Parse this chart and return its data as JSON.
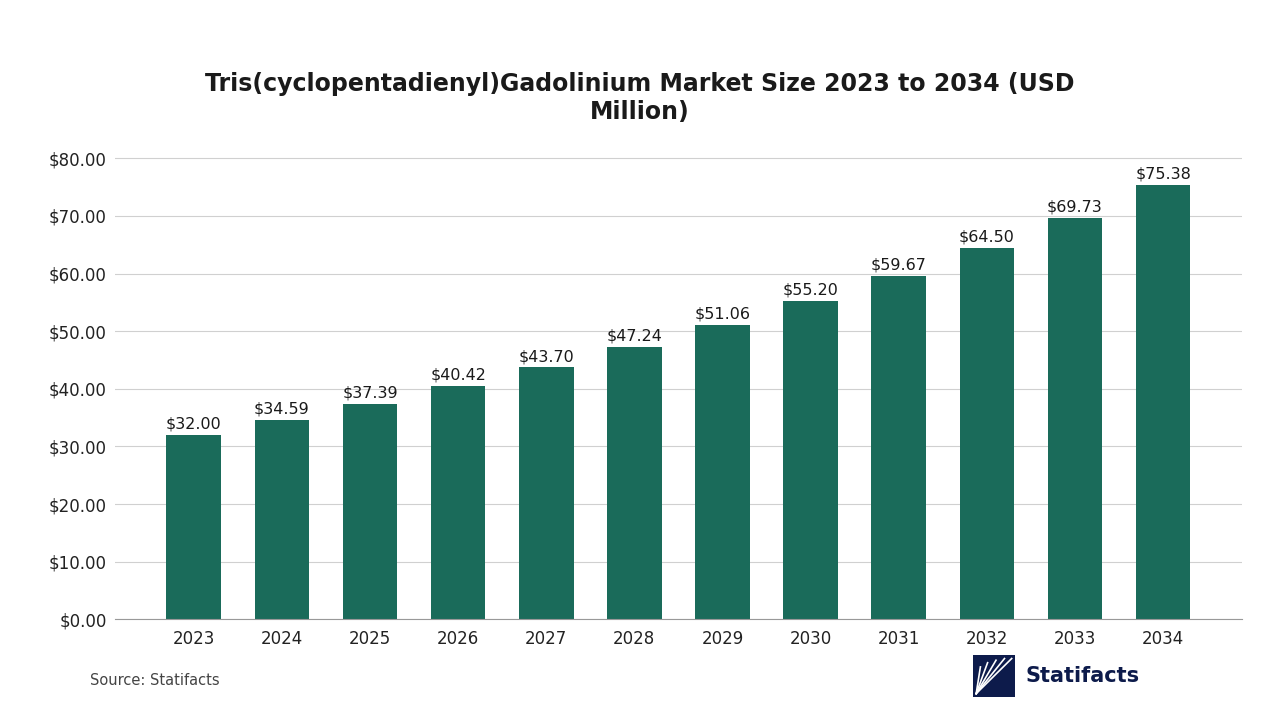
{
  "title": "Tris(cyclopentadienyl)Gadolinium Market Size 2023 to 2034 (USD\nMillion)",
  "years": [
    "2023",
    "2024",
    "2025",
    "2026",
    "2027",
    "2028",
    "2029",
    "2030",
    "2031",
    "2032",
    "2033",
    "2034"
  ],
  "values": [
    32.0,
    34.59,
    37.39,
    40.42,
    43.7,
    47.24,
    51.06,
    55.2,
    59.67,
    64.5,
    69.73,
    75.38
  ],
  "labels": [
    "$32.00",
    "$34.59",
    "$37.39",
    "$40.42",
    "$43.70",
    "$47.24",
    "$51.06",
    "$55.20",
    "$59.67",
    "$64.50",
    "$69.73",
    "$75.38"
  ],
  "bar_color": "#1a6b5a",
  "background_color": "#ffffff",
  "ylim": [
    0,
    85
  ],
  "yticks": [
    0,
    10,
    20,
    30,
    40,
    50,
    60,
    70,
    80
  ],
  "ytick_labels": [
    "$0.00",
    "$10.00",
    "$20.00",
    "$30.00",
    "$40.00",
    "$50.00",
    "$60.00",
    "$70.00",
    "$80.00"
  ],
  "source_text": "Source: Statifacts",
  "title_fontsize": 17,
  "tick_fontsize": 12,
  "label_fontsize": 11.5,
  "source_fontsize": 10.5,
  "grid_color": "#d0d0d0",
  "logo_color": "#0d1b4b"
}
········
## Directions for this task:
Leave the pictures out and reproduce each record exactly as written.

## The output:
Parse this chart and return its data as JSON.
{
  "title": "Tris(cyclopentadienyl)Gadolinium Market Size 2023 to 2034 (USD\nMillion)",
  "years": [
    "2023",
    "2024",
    "2025",
    "2026",
    "2027",
    "2028",
    "2029",
    "2030",
    "2031",
    "2032",
    "2033",
    "2034"
  ],
  "values": [
    32.0,
    34.59,
    37.39,
    40.42,
    43.7,
    47.24,
    51.06,
    55.2,
    59.67,
    64.5,
    69.73,
    75.38
  ],
  "labels": [
    "$32.00",
    "$34.59",
    "$37.39",
    "$40.42",
    "$43.70",
    "$47.24",
    "$51.06",
    "$55.20",
    "$59.67",
    "$64.50",
    "$69.73",
    "$75.38"
  ],
  "bar_color": "#1a6b5a",
  "background_color": "#ffffff",
  "ylim": [
    0,
    85
  ],
  "yticks": [
    0,
    10,
    20,
    30,
    40,
    50,
    60,
    70,
    80
  ],
  "ytick_labels": [
    "$0.00",
    "$10.00",
    "$20.00",
    "$30.00",
    "$40.00",
    "$50.00",
    "$60.00",
    "$70.00",
    "$80.00"
  ],
  "source_text": "Source: Statifacts",
  "title_fontsize": 17,
  "tick_fontsize": 12,
  "label_fontsize": 11.5,
  "source_fontsize": 10.5,
  "grid_color": "#d0d0d0",
  "logo_color": "#0d1b4b"
}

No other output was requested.